+++ Exercise input
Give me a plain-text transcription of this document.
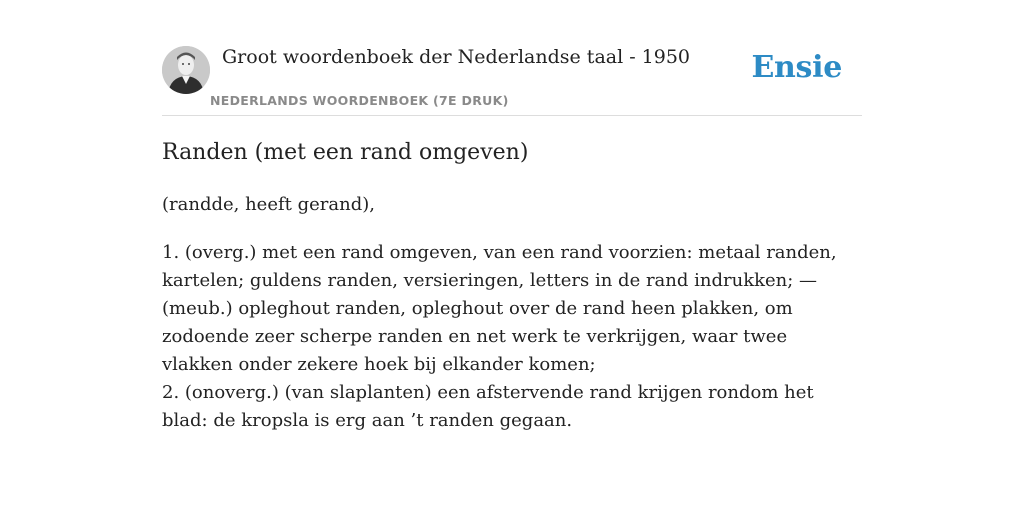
Groot woordenboek der Nederlandse taal - 1950
NEDERLANDS WOORDENBOEK (7E DRUK)
Ensie
Randen (met een rand omgeven)

(randde, heeft gerand),

1. (overg.) met een rand omgeven, van een rand voorzien: metaal randen, kartelen; guldens randen, versieringen, letters in de rand indrukken; — (meub.) opleghout randen, opleghout over de rand heen plakken, om zodoende zeer scherpe randen en net werk te verkrijgen, waar twee vlakken onder zekere hoek bij elkander komen;
2. (onoverg.) (van slaplanten) een afstervende rand krijgen rondom het blad: de kropsla is erg aan ’t randen gegaan.
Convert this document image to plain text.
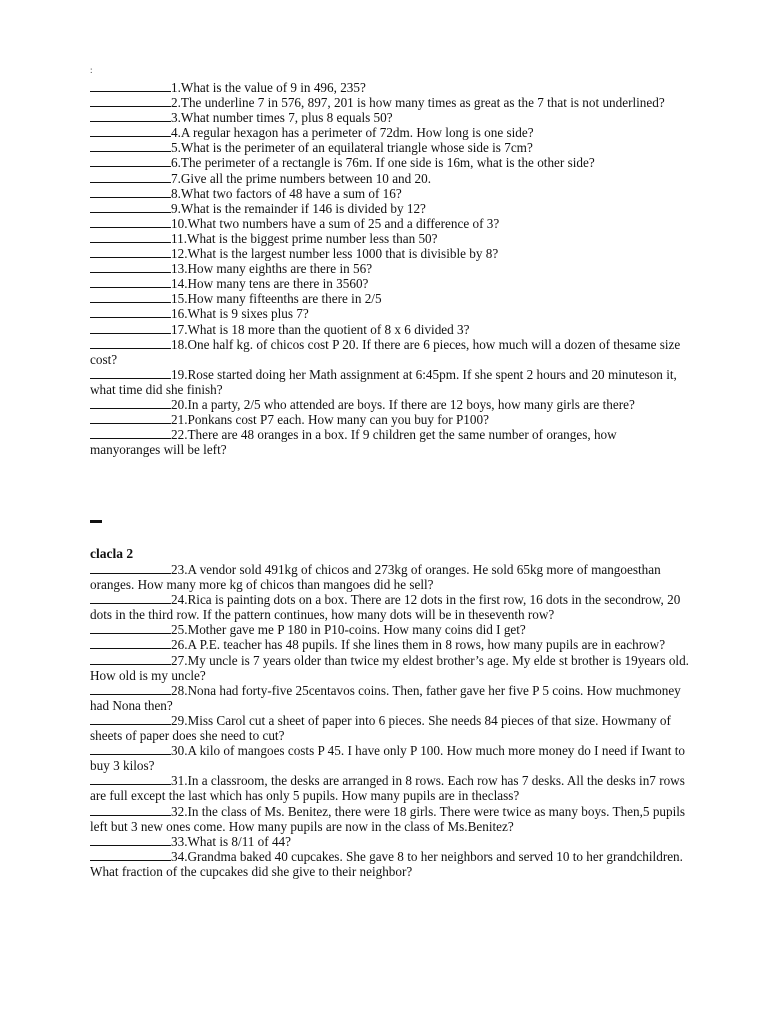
:
1.What is the value of 9 in 496, 235?
2.The underline 7 in 576, 897, 201 is how many times as great as the 7 that is not underlined?
3.What number times 7, plus 8 equals 50?
4.A regular hexagon has a perimeter of 72dm. How long is one side?
5.What is the perimeter of an equilateral triangle whose side is 7cm?
6.The perimeter of a rectangle is 76m. If one side is 16m, what is the other side?
7.Give all the prime numbers between 10 and 20.
8.What two factors of 48 have a sum of 16?
9.What is the remainder if 146 is divided by 12?
10.What two numbers have a sum of 25 and a difference of 3?
11.What is the biggest prime number less than 50?
12.What is the largest number less 1000 that is divisible by 8?
13.How many eighths are there in 56?
14.How many tens are there in 3560?
15.How many fifteenths are there in 2/5
16.What is 9 sixes plus 7?
17.What is 18 more than the quotient of 8 x 6 divided 3?
18.One half kg. of chicos cost P 20. If there are 6 pieces, how much will a dozen of thesame size cost?
19.Rose started doing her Math assignment at 6:45pm. If she spent 2 hours and 20 minuteson it, what time did she finish?
20.In a party, 2/5 who attended are boys. If there are 12 boys, how many girls are there?
21.Ponkans cost P7 each. How many can you buy for P100?
22.There are 48 oranges in a box. If 9 children get the same number of oranges, how manyoranges will be left?
clacla 2
23.A vendor sold 491kg of chicos and 273kg of oranges. He sold 65kg more of mangoesthan oranges. How many more kg of chicos than mangoes did he sell?
24.Rica is painting dots on a box. There are 12 dots in the first row, 16 dots in the secondrow, 20 dots in the third row. If the pattern continues, how many dots will be in theseventh row?
25.Mother gave me P 180 in P10-coins. How many coins did I get?
26.A P.E. teacher has 48 pupils. If she lines them in 8 rows, how many pupils are in eachrow?
27.My uncle is 7 years older than twice my eldest brother’s age. My elde st brother is 19years old. How old is my uncle?
28.Nona had forty-five 25centavos coins. Then, father gave her five P 5 coins. How muchmoney had Nona then?
29.Miss Carol cut a sheet of paper into 6 pieces. She needs 84 pieces of that size. Howmany of sheets of paper does she need to cut?
30.A kilo of mangoes costs P 45. I have only P 100. How much more money do I need if Iwant to buy 3 kilos?
31.In a classroom, the desks are arranged in 8 rows. Each row has 7 desks. All the desks in7 rows are full except the last which has only 5 pupils. How many pupils are in theclass?
32.In the class of Ms. Benitez, there were 18 girls. There were twice as many boys. Then,5 pupils left but 3 new ones come. How many pupils are now in the class of Ms.Benitez?
33.What is 8/11 of 44?
34.Grandma baked 40 cupcakes. She gave 8 to her neighbors and served 10 to her grandchildren. What fraction of the cupcakes did she give to their neighbor?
++++++
Transcribe the whole listing, character for character, but not its images.

Give me a plain-text transcription of this document.
Groot woordenboek der Nederlandse taal - 1950
NEDERLANDS WOORDENBOEK (7E DRUK)
Ensie
Randen (met een rand omgeven)

(randde, heeft gerand),

1. (overg.) met een rand omgeven, van een rand voorzien: metaal randen, kartelen; guldens randen, versieringen, letters in de rand indrukken; — (meub.) opleghout randen, opleghout over de rand heen plakken, om zodoende zeer scherpe randen en net werk te verkrijgen, waar twee vlakken onder zekere hoek bij elkander komen;
2. (onoverg.) (van slaplanten) een afstervende rand krijgen rondom het blad: de kropsla is erg aan ’t randen gegaan.
Convert this document image to plain text.
:
1.What is the value of 9 in 496, 235?
2.The underline 7 in 576, 897, 201 is how many times as great as the 7 that is not underlined?
3.What number times 7, plus 8 equals 50?
4.A regular hexagon has a perimeter of 72dm. How long is one side?
5.What is the perimeter of an equilateral triangle whose side is 7cm?
6.The perimeter of a rectangle is 76m. If one side is 16m, what is the other side?
7.Give all the prime numbers between 10 and 20.
8.What two factors of 48 have a sum of 16?
9.What is the remainder if 146 is divided by 12?
10.What two numbers have a sum of 25 and a difference of 3?
11.What is the biggest prime number less than 50?
12.What is the largest number less 1000 that is divisible by 8?
13.How many eighths are there in 56?
14.How many tens are there in 3560?
15.How many fifteenths are there in 2/5
16.What is 9 sixes plus 7?
17.What is 18 more than the quotient of 8 x 6 divided 3?
18.One half kg. of chicos cost P 20. If there are 6 pieces, how much will a dozen of thesame size cost?
19.Rose started doing her Math assignment at 6:45pm. If she spent 2 hours and 20 minuteson it, what time did she finish?
20.In a party, 2/5 who attended are boys. If there are 12 boys, how many girls are there?
21.Ponkans cost P7 each. How many can you buy for P100?
22.There are 48 oranges in a box. If 9 children get the same number of oranges, how manyoranges will be left?
clacla 2
23.A vendor sold 491kg of chicos and 273kg of oranges. He sold 65kg more of mangoesthan oranges. How many more kg of chicos than mangoes did he sell?
24.Rica is painting dots on a box. There are 12 dots in the first row, 16 dots in the secondrow, 20 dots in the third row. If the pattern continues, how many dots will be in theseventh row?
25.Mother gave me P 180 in P10-coins. How many coins did I get?
26.A P.E. teacher has 48 pupils. If she lines them in 8 rows, how many pupils are in eachrow?
27.My uncle is 7 years older than twice my eldest brother’s age. My elde st brother is 19years old. How old is my uncle?
28.Nona had forty-five 25centavos coins. Then, father gave her five P 5 coins. How muchmoney had Nona then?
29.Miss Carol cut a sheet of paper into 6 pieces. She needs 84 pieces of that size. Howmany of sheets of paper does she need to cut?
30.A kilo of mangoes costs P 45. I have only P 100. How much more money do I need if Iwant to buy 3 kilos?
31.In a classroom, the desks are arranged in 8 rows. Each row has 7 desks. All the desks in7 rows are full except the last which has only 5 pupils. How many pupils are in theclass?
32.In the class of Ms. Benitez, there were 18 girls. There were twice as many boys. Then,5 pupils left but 3 new ones come. How many pupils are now in the class of Ms.Benitez?
33.What is 8/11 of 44?
34.Grandma baked 40 cupcakes. She gave 8 to her neighbors and served 10 to her grandchildren. What fraction of the cupcakes did she give to their neighbor?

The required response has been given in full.